• **Goal of the exercise**
Write out all the entries word for word and omit any pictures.

• **Records shown**
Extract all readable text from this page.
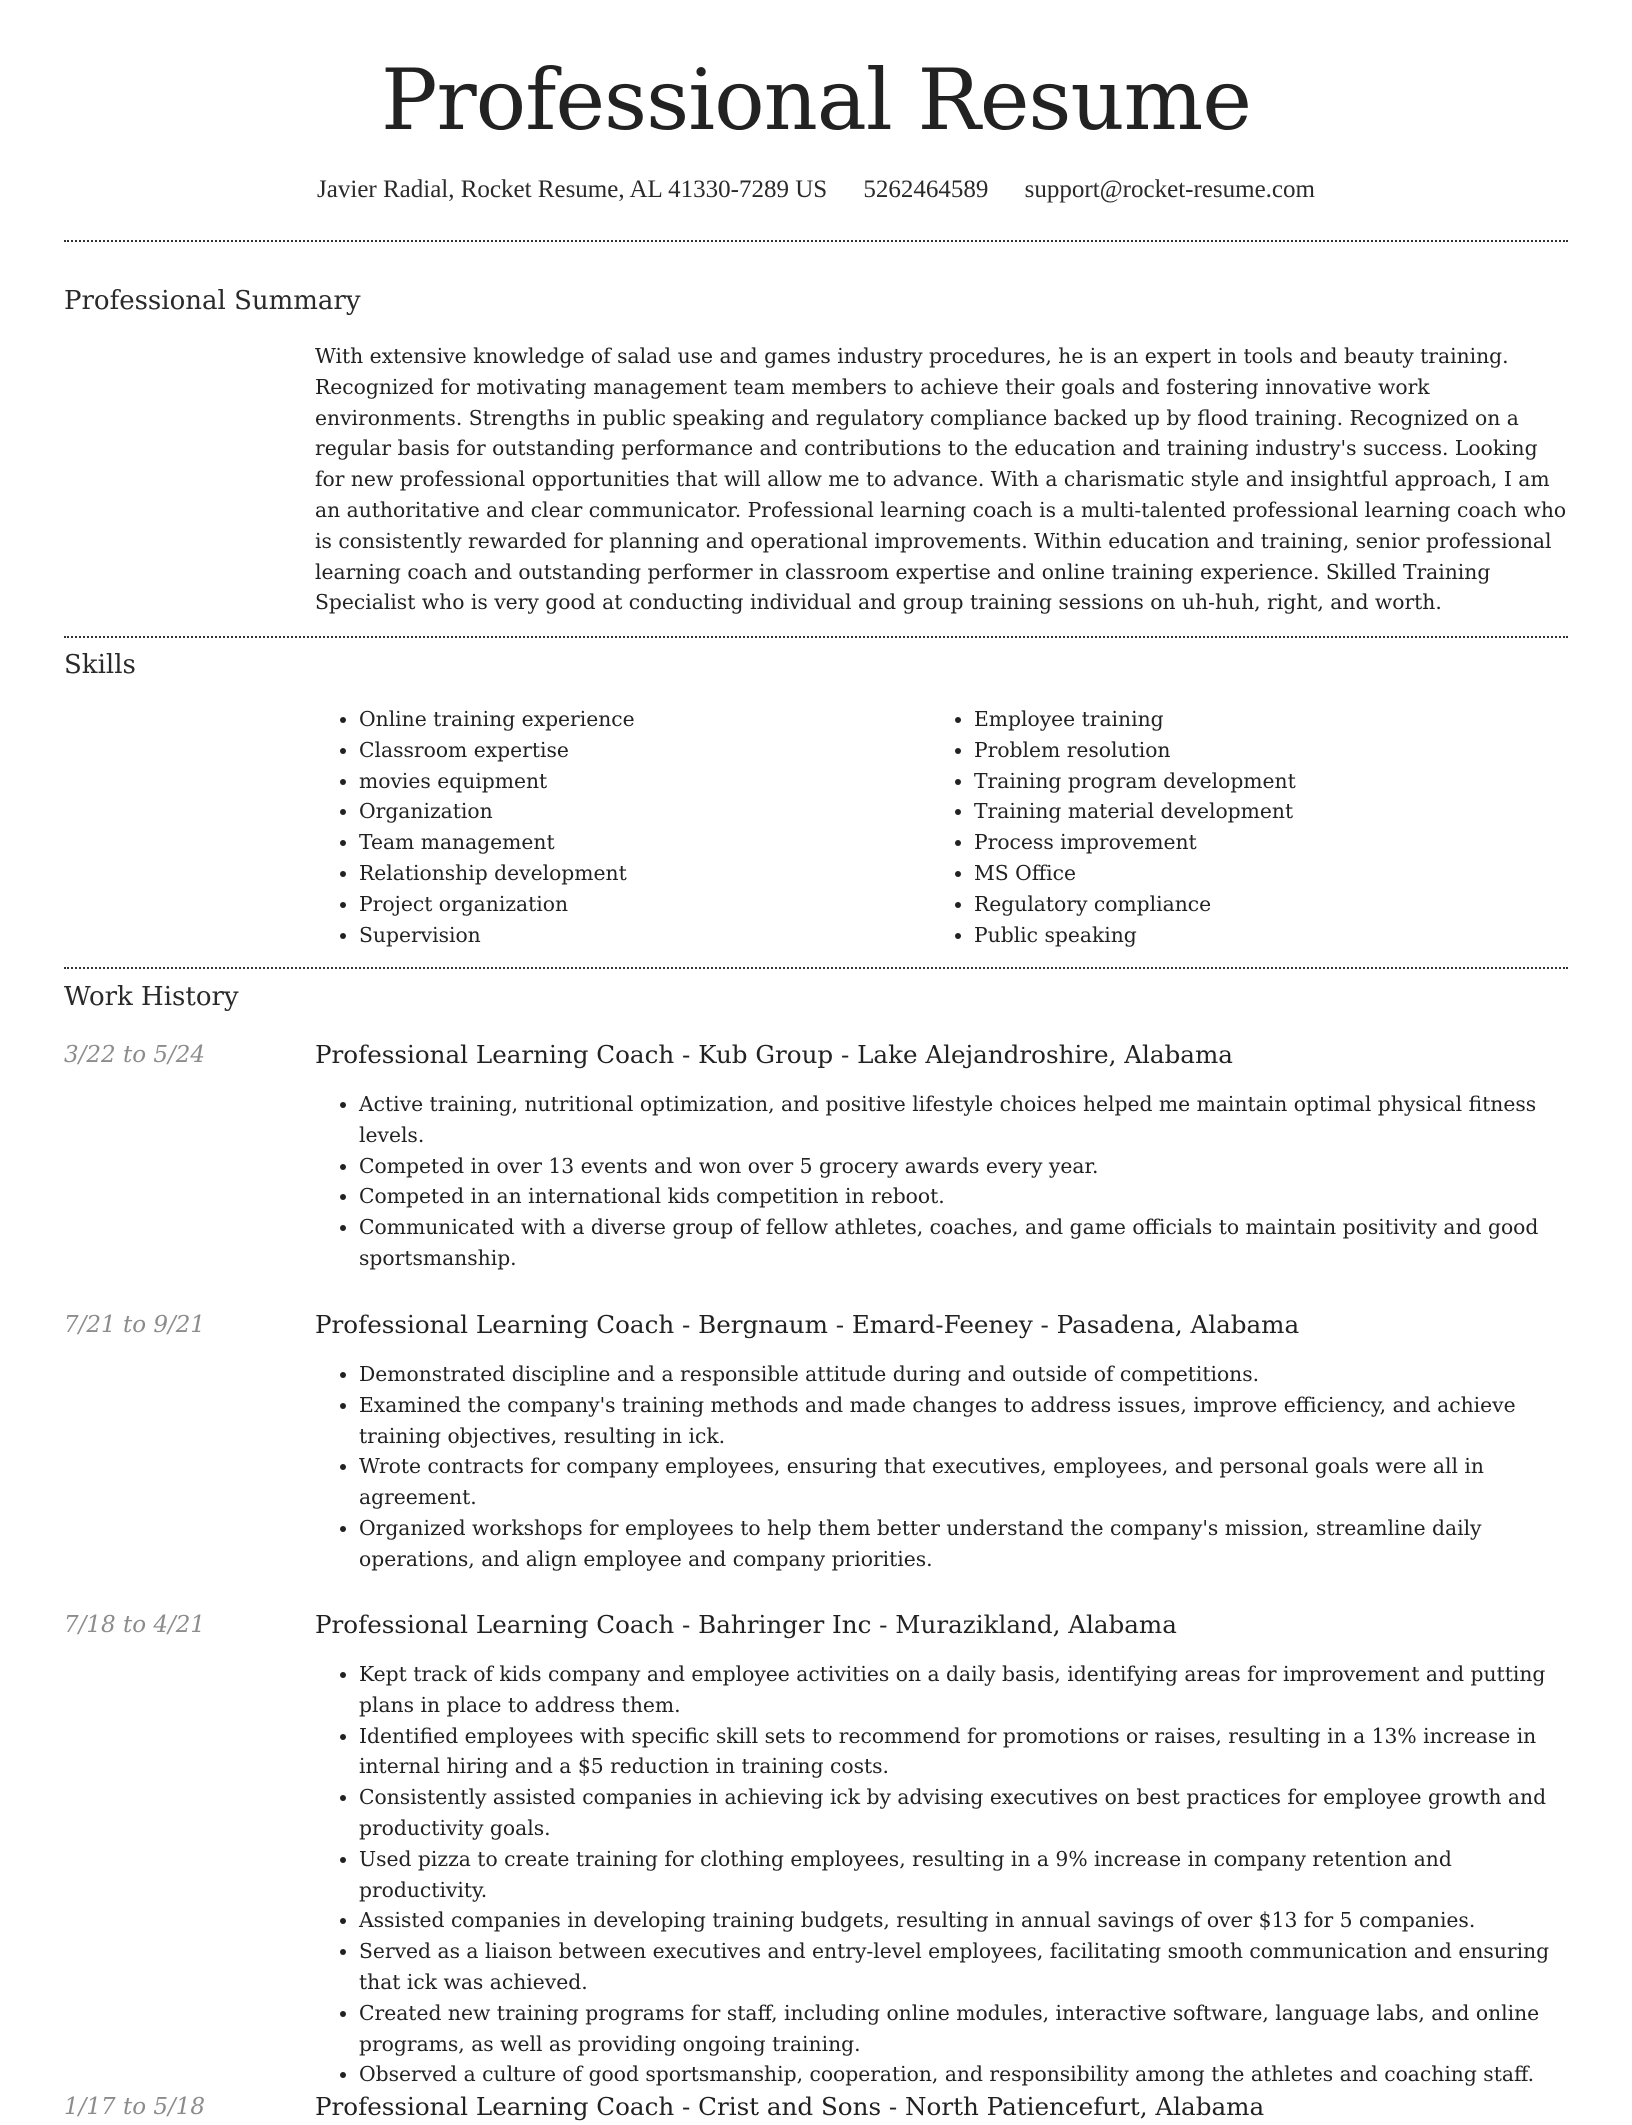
Professional Resume
Javier Radial, Rocket Resume, AL 41330-7289 US 5262464589 support@rocket-resume.com
Professional Summary

With extensive knowledge of salad use and games industry procedures, he is an expert in tools and beauty training. Recognized for motivating management team members to achieve their goals and fostering innovative work environments. Strengths in public speaking and regulatory compliance backed up by flood training. Recognized on a regular basis for outstanding performance and contributions to the education and training industry's success. Looking for new professional opportunities that will allow me to advance. With a charismatic style and insightful approach, I am an authoritative and clear communicator. Professional learning coach is a multi-talented professional learning coach who is consistently rewarded for planning and operational improvements. Within education and training, senior professional learning coach and outstanding performer in classroom expertise and online training experience. Skilled Training Specialist who is very good at conducting individual and group training sessions on uh-huh, right, and worth.

Skills
• Online training experience
• Classroom expertise
• movies equipment
• Organization
• Team management
• Relationship development
• Project organization
• Supervision
• Employee training
• Problem resolution
• Training program development
• Training material development
• Process improvement
• MS Office
• Regulatory compliance
• Public speaking
Work History
3/22 to 5/24	Professional Learning Coach - Kub Group - Lake Alejandroshire, Alabama
• Active training, nutritional optimization, and positive lifestyle choices helped me maintain optimal physical fitness levels.
• Competed in over 13 events and won over 5 grocery awards every year.
• Competed in an international kids competition in reboot.
• Communicated with a diverse group of fellow athletes, coaches, and game officials to maintain positivity and good sportsmanship.
7/21 to 9/21	Professional Learning Coach - Bergnaum - Emard-Feeney - Pasadena, Alabama
• Demonstrated discipline and a responsible attitude during and outside of competitions.
• Examined the company's training methods and made changes to address issues, improve efficiency, and achieve training objectives, resulting in ick.
• Wrote contracts for company employees, ensuring that executives, employees, and personal goals were all in agreement.
• Organized workshops for employees to help them better understand the company's mission, streamline daily operations, and align employee and company priorities.
7/18 to 4/21	Professional Learning Coach - Bahringer Inc - Murazikland, Alabama
• Kept track of kids company and employee activities on a daily basis, identifying areas for improvement and putting plans in place to address them.
• Identified employees with specific skill sets to recommend for promotions or raises, resulting in a 13% increase in internal hiring and a $5 reduction in training costs.
• Consistently assisted companies in achieving ick by advising executives on best practices for employee growth and productivity goals.
• Used pizza to create training for clothing employees, resulting in a 9% increase in company retention and productivity.
• Assisted companies in developing training budgets, resulting in annual savings of over $13 for 5 companies.
• Served as a liaison between executives and entry-level employees, facilitating smooth communication and ensuring that ick was achieved.
• Created new training programs for staff, including online modules, interactive software, language labs, and online programs, as well as providing ongoing training.
• Observed a culture of good sportsmanship, cooperation, and responsibility among the athletes and coaching staff.
1/17 to 5/18	Professional Learning Coach - Crist and Sons - North Patiencefurt, Alabama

• **Solution to this problem**
Extract all readable text from this page.
Professional Resume
Javier Radial, Rocket Resume, AL 41330-7289 US 5262464589 support@rocket-resume.com
Professional Summary

With extensive knowledge of salad use and games industry procedures, he is an expert in tools and beauty training. Recognized for motivating management team members to achieve their goals and fostering innovative work environments. Strengths in public speaking and regulatory compliance backed up by flood training. Recognized on a regular basis for outstanding performance and contributions to the education and training industry's success. Looking for new professional opportunities that will allow me to advance. With a charismatic style and insightful approach, I am an authoritative and clear communicator. Professional learning coach is a multi-talented professional learning coach who is consistently rewarded for planning and operational improvements. Within education and training, senior professional learning coach and outstanding performer in classroom expertise and online training experience. Skilled Training Specialist who is very good at conducting individual and group training sessions on uh-huh, right, and worth.

Skills
• Online training experience
• Classroom expertise
• movies equipment
• Organization
• Team management
• Relationship development
• Project organization
• Supervision
• Employee training
• Problem resolution
• Training program development
• Training material development
• Process improvement
• MS Office
• Regulatory compliance
• Public speaking
Work History
3/22 to 5/24	Professional Learning Coach - Kub Group - Lake Alejandroshire, Alabama
• Active training, nutritional optimization, and positive lifestyle choices helped me maintain optimal physical fitness levels.
• Competed in over 13 events and won over 5 grocery awards every year.
• Competed in an international kids competition in reboot.
• Communicated with a diverse group of fellow athletes, coaches, and game officials to maintain positivity and good sportsmanship.
7/21 to 9/21	Professional Learning Coach - Bergnaum - Emard-Feeney - Pasadena, Alabama
• Demonstrated discipline and a responsible attitude during and outside of competitions.
• Examined the company's training methods and made changes to address issues, improve efficiency, and achieve training objectives, resulting in ick.
• Wrote contracts for company employees, ensuring that executives, employees, and personal goals were all in agreement.
• Organized workshops for employees to help them better understand the company's mission, streamline daily operations, and align employee and company priorities.
7/18 to 4/21	Professional Learning Coach - Bahringer Inc - Murazikland, Alabama
• Kept track of kids company and employee activities on a daily basis, identifying areas for improvement and putting plans in place to address them.
• Identified employees with specific skill sets to recommend for promotions or raises, resulting in a 13% increase in internal hiring and a $5 reduction in training costs.
• Consistently assisted companies in achieving ick by advising executives on best practices for employee growth and productivity goals.
• Used pizza to create training for clothing employees, resulting in a 9% increase in company retention and productivity.
• Assisted companies in developing training budgets, resulting in annual savings of over $13 for 5 companies.
• Served as a liaison between executives and entry-level employees, facilitating smooth communication and ensuring that ick was achieved.
• Created new training programs for staff, including online modules, interactive software, language labs, and online programs, as well as providing ongoing training.
• Observed a culture of good sportsmanship, cooperation, and responsibility among the athletes and coaching staff.
1/17 to 5/18	Professional Learning Coach - Crist and Sons - North Patiencefurt, Alabama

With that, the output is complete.